== Data shown

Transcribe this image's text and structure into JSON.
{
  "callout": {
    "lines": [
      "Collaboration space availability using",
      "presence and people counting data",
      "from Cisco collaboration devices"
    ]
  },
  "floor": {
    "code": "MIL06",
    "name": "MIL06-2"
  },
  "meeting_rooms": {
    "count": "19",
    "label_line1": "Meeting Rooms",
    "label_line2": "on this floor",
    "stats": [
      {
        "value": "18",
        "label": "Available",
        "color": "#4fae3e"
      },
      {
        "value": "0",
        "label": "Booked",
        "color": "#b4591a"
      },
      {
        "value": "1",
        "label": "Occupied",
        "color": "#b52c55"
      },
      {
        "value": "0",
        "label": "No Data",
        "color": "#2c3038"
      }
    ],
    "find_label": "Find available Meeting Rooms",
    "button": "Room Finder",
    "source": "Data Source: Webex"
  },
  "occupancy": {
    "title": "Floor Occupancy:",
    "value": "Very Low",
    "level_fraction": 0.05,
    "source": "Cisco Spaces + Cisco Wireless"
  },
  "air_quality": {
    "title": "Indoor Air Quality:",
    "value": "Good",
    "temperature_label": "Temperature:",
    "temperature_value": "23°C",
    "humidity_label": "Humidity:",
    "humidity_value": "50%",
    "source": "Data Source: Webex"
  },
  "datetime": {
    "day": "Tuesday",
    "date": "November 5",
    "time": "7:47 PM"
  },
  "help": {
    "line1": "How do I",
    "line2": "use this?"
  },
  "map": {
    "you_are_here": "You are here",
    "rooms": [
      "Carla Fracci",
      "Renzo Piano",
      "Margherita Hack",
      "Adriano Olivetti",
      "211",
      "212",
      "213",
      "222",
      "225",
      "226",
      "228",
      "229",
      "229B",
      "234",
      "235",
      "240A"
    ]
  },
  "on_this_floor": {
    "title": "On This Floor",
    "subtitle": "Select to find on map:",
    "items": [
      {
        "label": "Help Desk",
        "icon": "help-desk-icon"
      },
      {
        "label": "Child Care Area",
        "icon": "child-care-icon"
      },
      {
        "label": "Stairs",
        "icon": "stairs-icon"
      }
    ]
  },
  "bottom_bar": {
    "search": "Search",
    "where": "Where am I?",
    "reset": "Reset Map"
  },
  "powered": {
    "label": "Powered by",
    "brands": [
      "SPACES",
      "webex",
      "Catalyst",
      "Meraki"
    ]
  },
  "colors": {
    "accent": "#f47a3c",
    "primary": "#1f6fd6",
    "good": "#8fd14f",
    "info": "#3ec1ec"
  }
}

====

Work to do:
Using the data above, print every record exactly as shown.

Problem solution:
Transcribe this image's text and structure into JSON.
{
  "callout": {
    "lines": [
      "Collaboration space availability using",
      "presence and people counting data",
      "from Cisco collaboration devices"
    ]
  },
  "floor": {
    "code": "MIL06",
    "name": "MIL06-2"
  },
  "meeting_rooms": {
    "count": "19",
    "label_line1": "Meeting Rooms",
    "label_line2": "on this floor",
    "stats": [
      {
        "value": "18",
        "label": "Available",
        "color": "#4fae3e"
      },
      {
        "value": "0",
        "label": "Booked",
        "color": "#b4591a"
      },
      {
        "value": "1",
        "label": "Occupied",
        "color": "#b52c55"
      },
      {
        "value": "0",
        "label": "No Data",
        "color": "#2c3038"
      }
    ],
    "find_label": "Find available Meeting Rooms",
    "button": "Room Finder",
    "source": "Data Source: Webex"
  },
  "occupancy": {
    "title": "Floor Occupancy:",
    "value": "Very Low",
    "level_fraction": 0.05,
    "source": "Cisco Spaces + Cisco Wireless"
  },
  "air_quality": {
    "title": "Indoor Air Quality:",
    "value": "Good",
    "temperature_label": "Temperature:",
    "temperature_value": "23°C",
    "humidity_label": "Humidity:",
    "humidity_value": "50%",
    "source": "Data Source: Webex"
  },
  "datetime": {
    "day": "Tuesday",
    "date": "November 5",
    "time": "7:47 PM"
  },
  "help": {
    "line1": "How do I",
    "line2": "use this?"
  },
  "map": {
    "you_are_here": "You are here",
    "rooms": [
      "Carla Fracci",
      "Renzo Piano",
      "Margherita Hack",
      "Adriano Olivetti",
      "211",
      "212",
      "213",
      "222",
      "225",
      "226",
      "228",
      "229",
      "229B",
      "234",
      "235",
      "240A"
    ]
  },
  "on_this_floor": {
    "title": "On This Floor",
    "subtitle": "Select to find on map:",
    "items": [
      {
        "label": "Help Desk",
        "icon": "help-desk-icon"
      },
      {
        "label": "Child Care Area",
        "icon": "child-care-icon"
      },
      {
        "label": "Stairs",
        "icon": "stairs-icon"
      }
    ]
  },
  "bottom_bar": {
    "search": "Search",
    "where": "Where am I?",
    "reset": "Reset Map"
  },
  "powered": {
    "label": "Powered by",
    "brands": [
      "SPACES",
      "webex",
      "Catalyst",
      "Meraki"
    ]
  },
  "colors": {
    "accent": "#f47a3c",
    "primary": "#1f6fd6",
    "good": "#8fd14f",
    "info": "#3ec1ec"
  }
}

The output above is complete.